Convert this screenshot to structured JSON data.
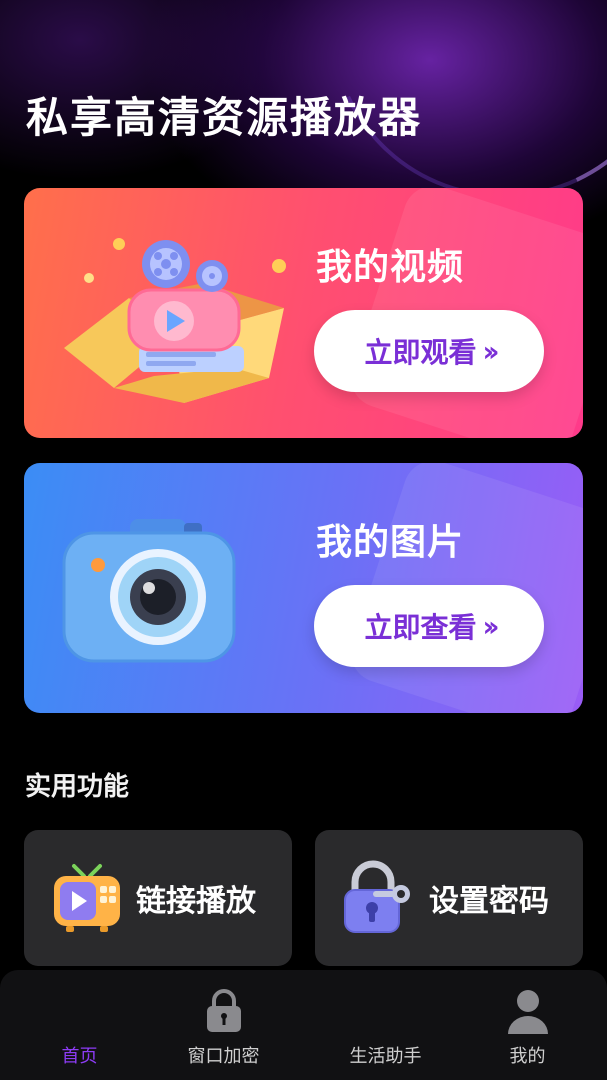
{
  "app": {
    "title": "私享高清资源播放器"
  },
  "cards": [
    {
      "title": "我的视频",
      "button_label": "立即观看",
      "chevron": "››",
      "icon": "film-projector-icon"
    },
    {
      "title": "我的图片",
      "button_label": "立即查看",
      "chevron": "››",
      "icon": "camera-icon"
    }
  ],
  "section": {
    "title": "实用功能"
  },
  "tools": [
    {
      "label": "链接播放",
      "icon": "tv-play-icon"
    },
    {
      "label": "设置密码",
      "icon": "padlock-key-icon"
    }
  ],
  "tabbar": {
    "items": [
      {
        "label": "首页",
        "active": true,
        "icon": ""
      },
      {
        "label": "窗口加密",
        "active": false,
        "icon": "lock-icon"
      },
      {
        "label": "生活助手",
        "active": false,
        "icon": ""
      },
      {
        "label": "我的",
        "active": false,
        "icon": "person-icon"
      }
    ]
  },
  "colors": {
    "accent": "#8d3cf5",
    "video_card_start": "#ff6f4b",
    "video_card_end": "#ff3a8a",
    "photo_card_start": "#3b8df5",
    "photo_card_end": "#9a5cf6",
    "tile_bg": "#2a2a2c"
  }
}
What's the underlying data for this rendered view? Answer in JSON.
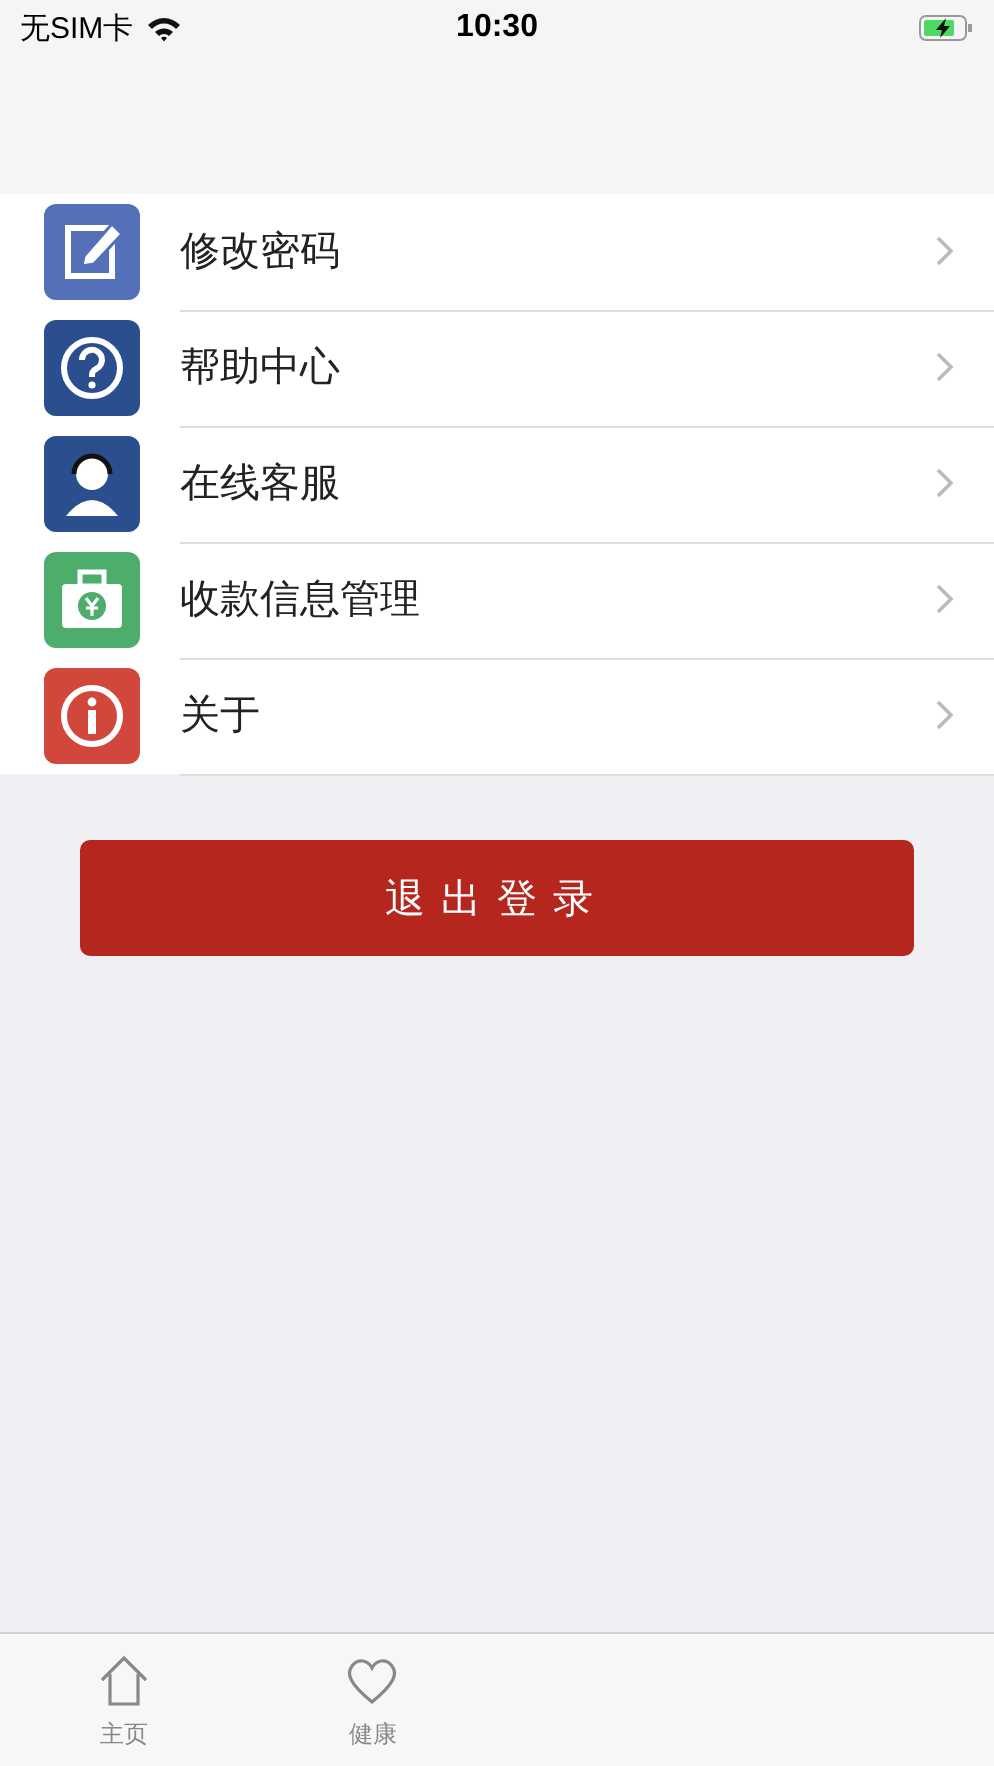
{
  "status_bar": {
    "carrier": "无SIM卡",
    "time": "10:30"
  },
  "menu": [
    {
      "kind": "edit",
      "label": "修改密码"
    },
    {
      "kind": "help",
      "label": "帮助中心"
    },
    {
      "kind": "service",
      "label": "在线客服"
    },
    {
      "kind": "payment",
      "label": "收款信息管理"
    },
    {
      "kind": "info",
      "label": "关于"
    }
  ],
  "logout_button": "退出登录",
  "tabs": [
    {
      "kind": "home",
      "label": "主页"
    },
    {
      "kind": "health",
      "label": "健康"
    }
  ]
}
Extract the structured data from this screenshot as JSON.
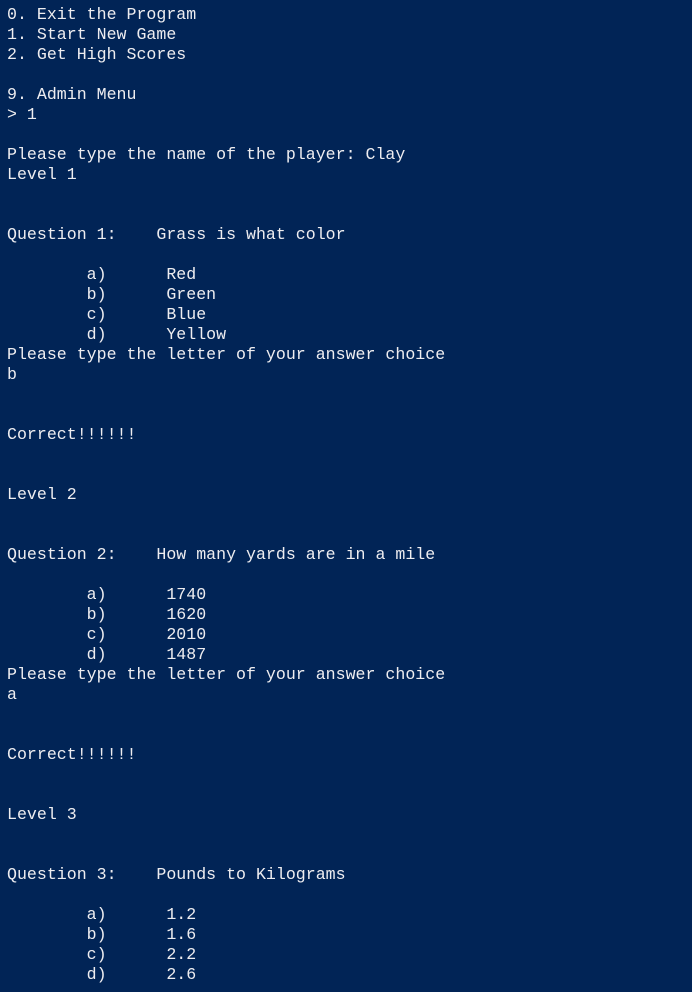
{
  "console": {
    "background": "#012456",
    "foreground": "#eeedf0",
    "lines": [
      "0. Exit the Program",
      "1. Start New Game",
      "2. Get High Scores",
      "",
      "9. Admin Menu",
      "> 1",
      "",
      "Please type the name of the player: Clay",
      "Level 1",
      "",
      "",
      "Question 1:    Grass is what color",
      "",
      "        a)      Red",
      "        b)      Green",
      "        c)      Blue",
      "        d)      Yellow",
      "Please type the letter of your answer choice",
      "b",
      "",
      "",
      "Correct!!!!!!",
      "",
      "",
      "Level 2",
      "",
      "",
      "Question 2:    How many yards are in a mile",
      "",
      "        a)      1740",
      "        b)      1620",
      "        c)      2010",
      "        d)      1487",
      "Please type the letter of your answer choice",
      "a",
      "",
      "",
      "Correct!!!!!!",
      "",
      "",
      "Level 3",
      "",
      "",
      "Question 3:    Pounds to Kilograms",
      "",
      "        a)      1.2",
      "        b)      1.6",
      "        c)      2.2",
      "        d)      2.6"
    ]
  }
}
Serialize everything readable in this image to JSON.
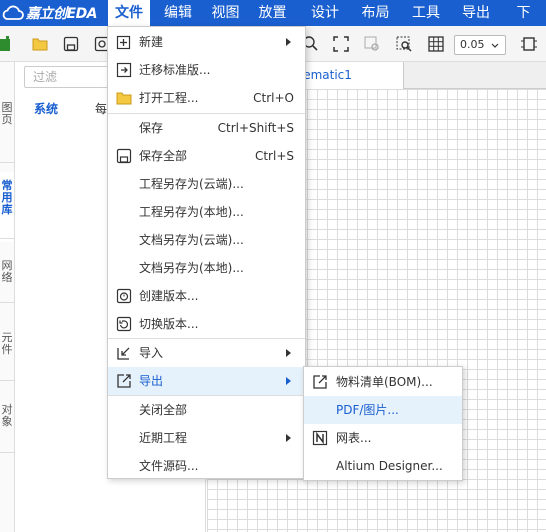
{
  "app": {
    "logo_text": "嘉立创EDA"
  },
  "menubar": {
    "items": [
      {
        "label": "文件",
        "active": true
      },
      {
        "label": "编辑"
      },
      {
        "label": "视图"
      },
      {
        "label": "放置"
      },
      {
        "label": "设计"
      },
      {
        "label": "布局"
      },
      {
        "label": "工具"
      },
      {
        "label": "导出"
      },
      {
        "label": "下"
      }
    ]
  },
  "toolbar": {
    "zoom_value": "0.05"
  },
  "left_tabs": {
    "items": [
      {
        "label": "图\n页",
        "active": false
      },
      {
        "label": "常\n用\n库",
        "active": true
      },
      {
        "label": "网\n络",
        "active": false
      },
      {
        "label": "元\n件",
        "active": false
      },
      {
        "label": "对\n象",
        "active": false
      }
    ]
  },
  "library": {
    "filter_placeholder": "过滤",
    "subtabs": [
      {
        "label": "系统",
        "active": true
      },
      {
        "label": "每"
      }
    ]
  },
  "document": {
    "tab_title": "chematic1"
  },
  "file_menu": {
    "items": [
      {
        "icon": "new-file-icon",
        "label": "新建",
        "submenu": true
      },
      {
        "icon": "migrate-icon",
        "label": "迁移标准版..."
      },
      {
        "icon": "folder-icon",
        "label": "打开工程...",
        "shortcut": "Ctrl+O"
      },
      {
        "icon": "",
        "label": "保存",
        "shortcut": "Ctrl+Shift+S"
      },
      {
        "icon": "save-all-icon",
        "label": "保存全部",
        "shortcut": "Ctrl+S"
      },
      {
        "icon": "",
        "label": "工程另存为(云端)..."
      },
      {
        "icon": "",
        "label": "工程另存为(本地)..."
      },
      {
        "icon": "",
        "label": "文档另存为(云端)..."
      },
      {
        "icon": "",
        "label": "文档另存为(本地)..."
      },
      {
        "icon": "create-version-icon",
        "label": "创建版本..."
      },
      {
        "icon": "switch-version-icon",
        "label": "切换版本..."
      },
      {
        "icon": "import-icon",
        "label": "导入",
        "submenu": true
      },
      {
        "icon": "export-icon",
        "label": "导出",
        "submenu": true,
        "highlighted": true
      },
      {
        "icon": "",
        "label": "关闭全部"
      },
      {
        "icon": "",
        "label": "近期工程",
        "submenu": true
      },
      {
        "icon": "",
        "label": "文件源码..."
      }
    ]
  },
  "export_menu": {
    "items": [
      {
        "icon": "bom-export-icon",
        "label": "物料清单(BOM)..."
      },
      {
        "icon": "",
        "label": "PDF/图片...",
        "highlighted": true
      },
      {
        "icon": "netlist-icon",
        "label": "网表..."
      },
      {
        "icon": "",
        "label": "Altium Designer..."
      }
    ]
  },
  "colors": {
    "brand": "#1a5fd0",
    "highlight": "#e5f1fb"
  }
}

·····

Set exercise: Transcribe the preceding listing in its entirety and with exact wording, leaving out pictures.

Answer to this task:
Convert this screenshot to structured JSON data.
{
  "app": {
    "title": "私享高清资源播放器"
  },
  "cards": [
    {
      "title": "我的视频",
      "button_label": "立即观看",
      "chevron": "››",
      "icon": "film-projector-icon"
    },
    {
      "title": "我的图片",
      "button_label": "立即查看",
      "chevron": "››",
      "icon": "camera-icon"
    }
  ],
  "section": {
    "title": "实用功能"
  },
  "tools": [
    {
      "label": "链接播放",
      "icon": "tv-play-icon"
    },
    {
      "label": "设置密码",
      "icon": "padlock-key-icon"
    }
  ],
  "tabbar": {
    "items": [
      {
        "label": "首页",
        "active": true,
        "icon": ""
      },
      {
        "label": "窗口加密",
        "active": false,
        "icon": "lock-icon"
      },
      {
        "label": "生活助手",
        "active": false,
        "icon": ""
      },
      {
        "label": "我的",
        "active": false,
        "icon": "person-icon"
      }
    ]
  },
  "colors": {
    "accent": "#8d3cf5",
    "video_card_start": "#ff6f4b",
    "video_card_end": "#ff3a8a",
    "photo_card_start": "#3b8df5",
    "photo_card_end": "#9a5cf6",
    "tile_bg": "#2a2a2c"
  }
}
What's the underlying data for this rendered view? Answer in JSON.
{
  "status_bar": {
    "carrier": "无SIM卡",
    "time": "10:30"
  },
  "menu": [
    {
      "kind": "edit",
      "label": "修改密码"
    },
    {
      "kind": "help",
      "label": "帮助中心"
    },
    {
      "kind": "service",
      "label": "在线客服"
    },
    {
      "kind": "payment",
      "label": "收款信息管理"
    },
    {
      "kind": "info",
      "label": "关于"
    }
  ],
  "logout_button": "退出登录",
  "tabs": [
    {
      "kind": "home",
      "label": "主页"
    },
    {
      "kind": "health",
      "label": "健康"
    }
  ]
}
Extract the structured data from this screenshot as JSON.
{
  "console": {
    "background": "#012456",
    "foreground": "#eeedf0",
    "lines": [
      "0. Exit the Program",
      "1. Start New Game",
      "2. Get High Scores",
      "",
      "9. Admin Menu",
      "> 1",
      "",
      "Please type the name of the player: Clay",
      "Level 1",
      "",
      "",
      "Question 1:    Grass is what color",
      "",
      "        a)      Red",
      "        b)      Green",
      "        c)      Blue",
      "        d)      Yellow",
      "Please type the letter of your answer choice",
      "b",
      "",
      "",
      "Correct!!!!!!",
      "",
      "",
      "Level 2",
      "",
      "",
      "Question 2:    How many yards are in a mile",
      "",
      "        a)      1740",
      "        b)      1620",
      "        c)      2010",
      "        d)      1487",
      "Please type the letter of your answer choice",
      "a",
      "",
      "",
      "Correct!!!!!!",
      "",
      "",
      "Level 3",
      "",
      "",
      "Question 3:    Pounds to Kilograms",
      "",
      "        a)      1.2",
      "        b)      1.6",
      "        c)      2.2",
      "        d)      2.6"
    ]
  }
}
Serialize everything readable in this image to JSON.
{
  "app": {
    "logo_text": "嘉立创EDA"
  },
  "menubar": {
    "items": [
      {
        "label": "文件",
        "active": true
      },
      {
        "label": "编辑"
      },
      {
        "label": "视图"
      },
      {
        "label": "放置"
      },
      {
        "label": "设计"
      },
      {
        "label": "布局"
      },
      {
        "label": "工具"
      },
      {
        "label": "导出"
      },
      {
        "label": "下"
      }
    ]
  },
  "toolbar": {
    "zoom_value": "0.05"
  },
  "left_tabs": {
    "items": [
      {
        "label": "图\n页",
        "active": false
      },
      {
        "label": "常\n用\n库",
        "active": true
      },
      {
        "label": "网\n络",
        "active": false
      },
      {
        "label": "元\n件",
        "active": false
      },
      {
        "label": "对\n象",
        "active": false
      }
    ]
  },
  "library": {
    "filter_placeholder": "过滤",
    "subtabs": [
      {
        "label": "系统",
        "active": true
      },
      {
        "label": "每"
      }
    ]
  },
  "document": {
    "tab_title": "chematic1"
  },
  "file_menu": {
    "items": [
      {
        "icon": "new-file-icon",
        "label": "新建",
        "submenu": true
      },
      {
        "icon": "migrate-icon",
        "label": "迁移标准版..."
      },
      {
        "icon": "folder-icon",
        "label": "打开工程...",
        "shortcut": "Ctrl+O"
      },
      {
        "icon": "",
        "label": "保存",
        "shortcut": "Ctrl+Shift+S"
      },
      {
        "icon": "save-all-icon",
        "label": "保存全部",
        "shortcut": "Ctrl+S"
      },
      {
        "icon": "",
        "label": "工程另存为(云端)..."
      },
      {
        "icon": "",
        "label": "工程另存为(本地)..."
      },
      {
        "icon": "",
        "label": "文档另存为(云端)..."
      },
      {
        "icon": "",
        "label": "文档另存为(本地)..."
      },
      {
        "icon": "create-version-icon",
        "label": "创建版本..."
      },
      {
        "icon": "switch-version-icon",
        "label": "切换版本..."
      },
      {
        "icon": "import-icon",
        "label": "导入",
        "submenu": true
      },
      {
        "icon": "export-icon",
        "label": "导出",
        "submenu": true,
        "highlighted": true
      },
      {
        "icon": "",
        "label": "关闭全部"
      },
      {
        "icon": "",
        "label": "近期工程",
        "submenu": true
      },
      {
        "icon": "",
        "label": "文件源码..."
      }
    ]
  },
  "export_menu": {
    "items": [
      {
        "icon": "bom-export-icon",
        "label": "物料清单(BOM)..."
      },
      {
        "icon": "",
        "label": "PDF/图片...",
        "highlighted": true
      },
      {
        "icon": "netlist-icon",
        "label": "网表..."
      },
      {
        "icon": "",
        "label": "Altium Designer..."
      }
    ]
  },
  "colors": {
    "brand": "#1a5fd0",
    "highlight": "#e5f1fb"
  }
}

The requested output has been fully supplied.